● DATASET RECORDS
======
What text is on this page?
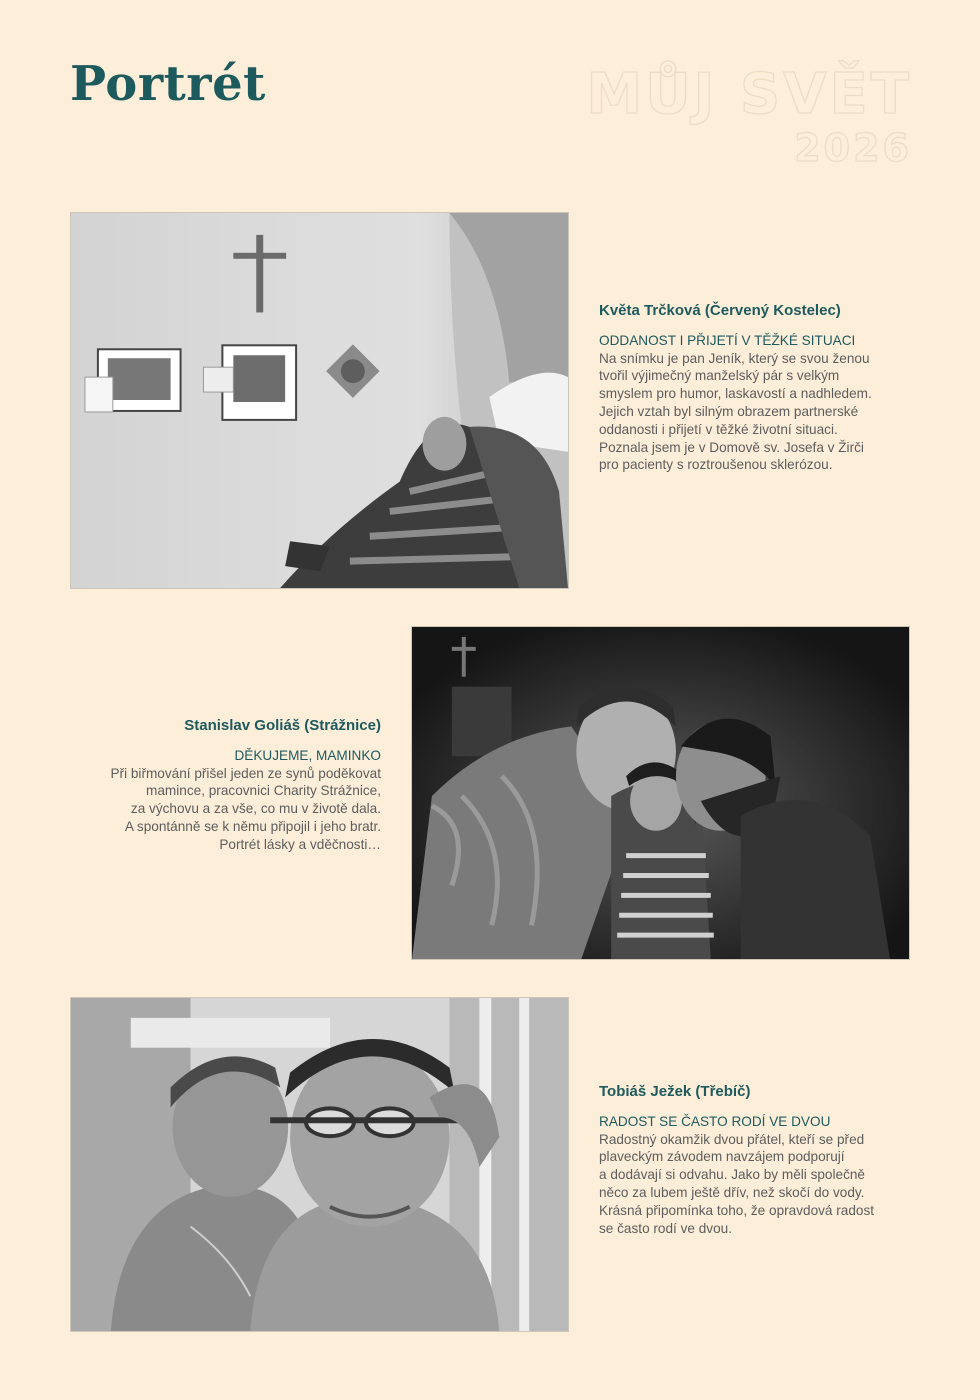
Portrét	MŮJ SVĚT
2026
Květa Trčková (Červený Kostelec)
ODDANOST I PŘIJETÍ V TĚŽKÉ SITUACI
Na snímku je pan Jeník, který se svou ženou
tvořil výjimečný manželský pár s velkým
smyslem pro humor, laskavostí a nadhledem.
Jejich vztah byl silným obrazem partnerské
oddanosti i přijetí v těžké životní situaci.
Poznala jsem je v Domově sv. Josefa v Žirči
pro pacienty s roztroušenou sklerózou.
Stanislav Goliáš (Strážnice)
DĚKUJEME, MAMINKO
Při biřmování přišel jeden ze synů poděkovat
mamince, pracovnici Charity Strážnice,
za výchovu a za vše, co mu v životě dala.
A spontánně se k němu připojil i jeho bratr.
Portrét lásky a vděčnosti…
Tobiáš Ježek (Třebíč)
RADOST SE ČASTO RODÍ VE DVOU
Radostný okamžik dvou přátel, kteří se před
plaveckým závodem navzájem podporují
a dodávají si odvahu. Jako by měli společně
něco za lubem ještě dřív, než skočí do vody.
Krásná připomínka toho, že opravdová radost
se často rodí ve dvou.
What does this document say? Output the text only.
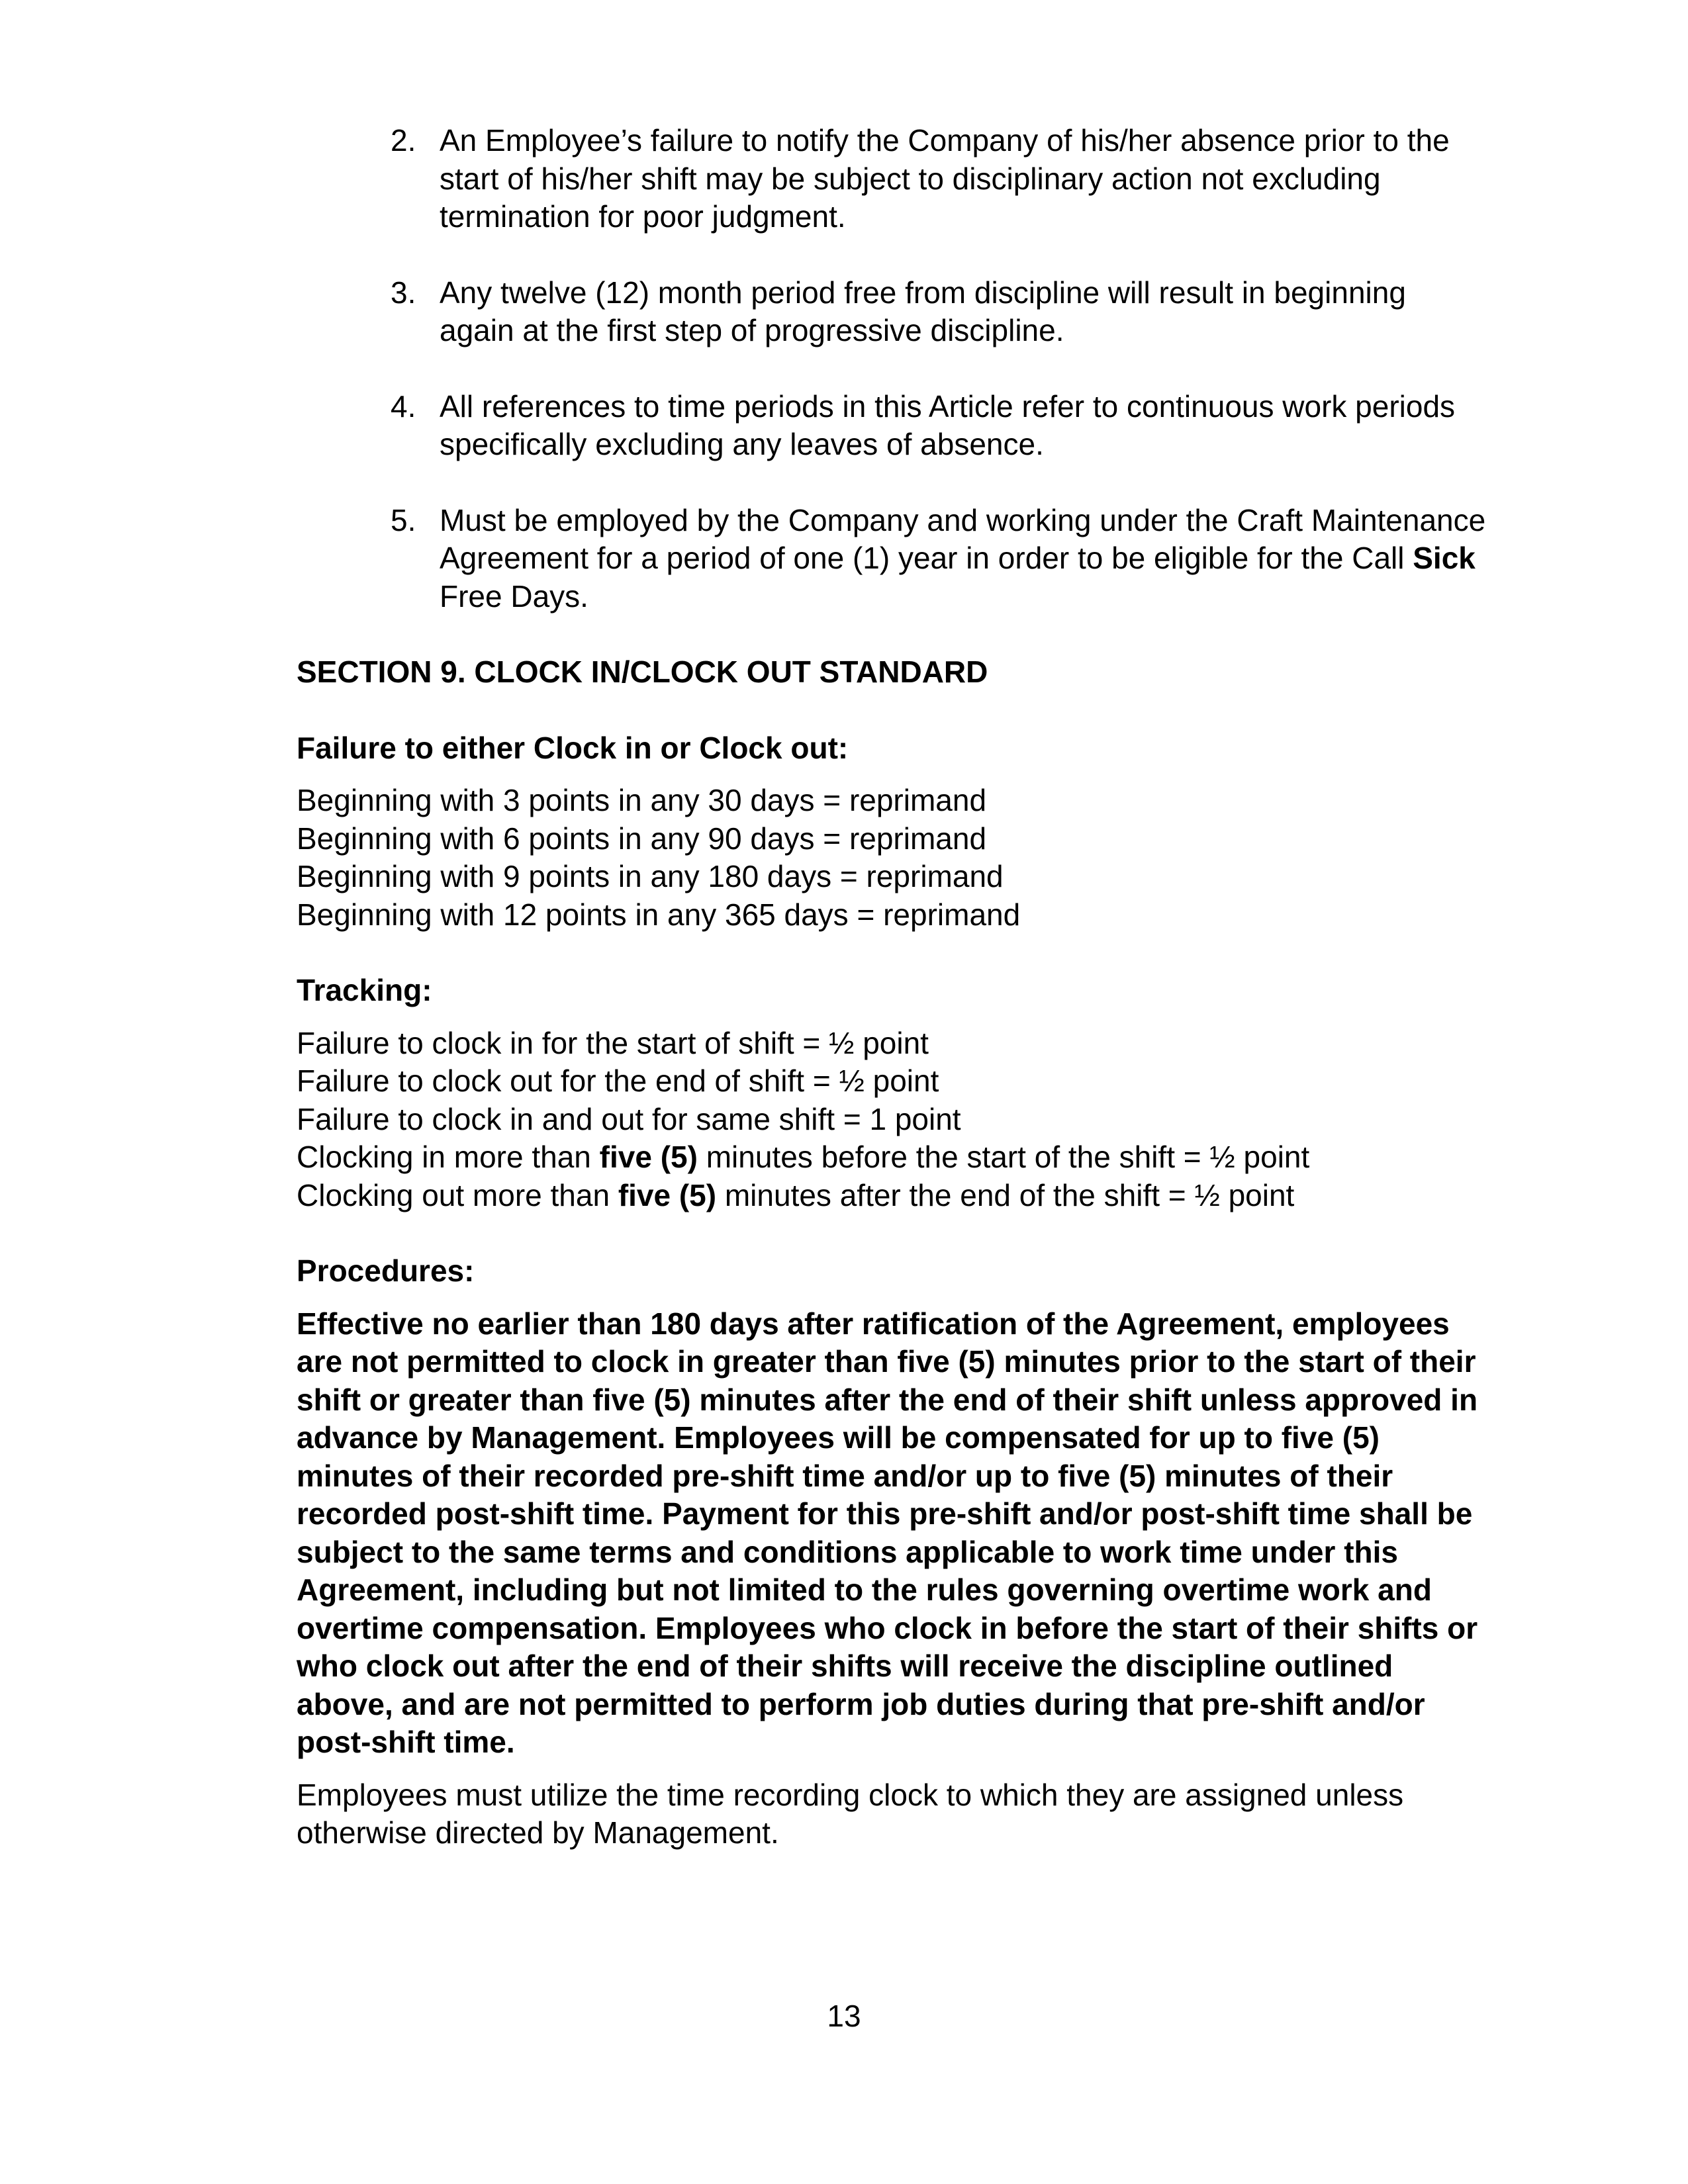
2. An Employee’s failure to notify the Company of his/her absence prior to the start of his/her shift may be subject to disciplinary action not excluding termination for poor judgment.
3. Any twelve (12) month period free from discipline will result in beginning again at the first step of progressive discipline.
4. All references to time periods in this Article refer to continuous work periods specifically excluding any leaves of absence.
5. Must be employed by the Company and working under the Craft Maintenance Agreement for a period of one (1) year in order to be eligible for the Call Sick Free Days.
SECTION 9. CLOCK IN/CLOCK OUT STANDARD
Failure to either Clock in or Clock out:
Beginning with 3 points in any 30 days = reprimand
Beginning with 6 points in any 90 days = reprimand
Beginning with 9 points in any 180 days = reprimand
Beginning with 12 points in any 365 days = reprimand
Tracking:
Failure to clock in for the start of shift = ½ point
Failure to clock out for the end of shift = ½ point
Failure to clock in and out for same shift = 1 point
Clocking in more than five (5) minutes before the start of the shift = ½ point
Clocking out more than five (5) minutes after the end of the shift = ½ point
Procedures:
Effective no earlier than 180 days after ratification of the Agreement, employees are not permitted to clock in greater than five (5) minutes prior to the start of their shift or greater than five (5) minutes after the end of their shift unless approved in advance by Management. Employees will be compensated for up to five (5) minutes of their recorded pre-shift time and/or up to five (5) minutes of their recorded post-shift time. Payment for this pre-shift and/or post-shift time shall be subject to the same terms and conditions applicable to work time under this Agreement, including but not limited to the rules governing overtime work and overtime compensation. Employees who clock in before the start of their shifts or who clock out after the end of their shifts will receive the discipline outlined above, and are not permitted to perform job duties during that pre-shift and/or post-shift time.
Employees must utilize the time recording clock to which they are assigned unless otherwise directed by Management.
13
======
● DIRECTION
Extract every line that has the string "points" in it.

● REPLY TO THE EXERCISE
Beginning with 3 points in any 30 days = reprimand
Beginning with 6 points in any 90 days = reprimand
Beginning with 9 points in any 180 days = reprimand
Beginning with 12 points in any 365 days = reprimand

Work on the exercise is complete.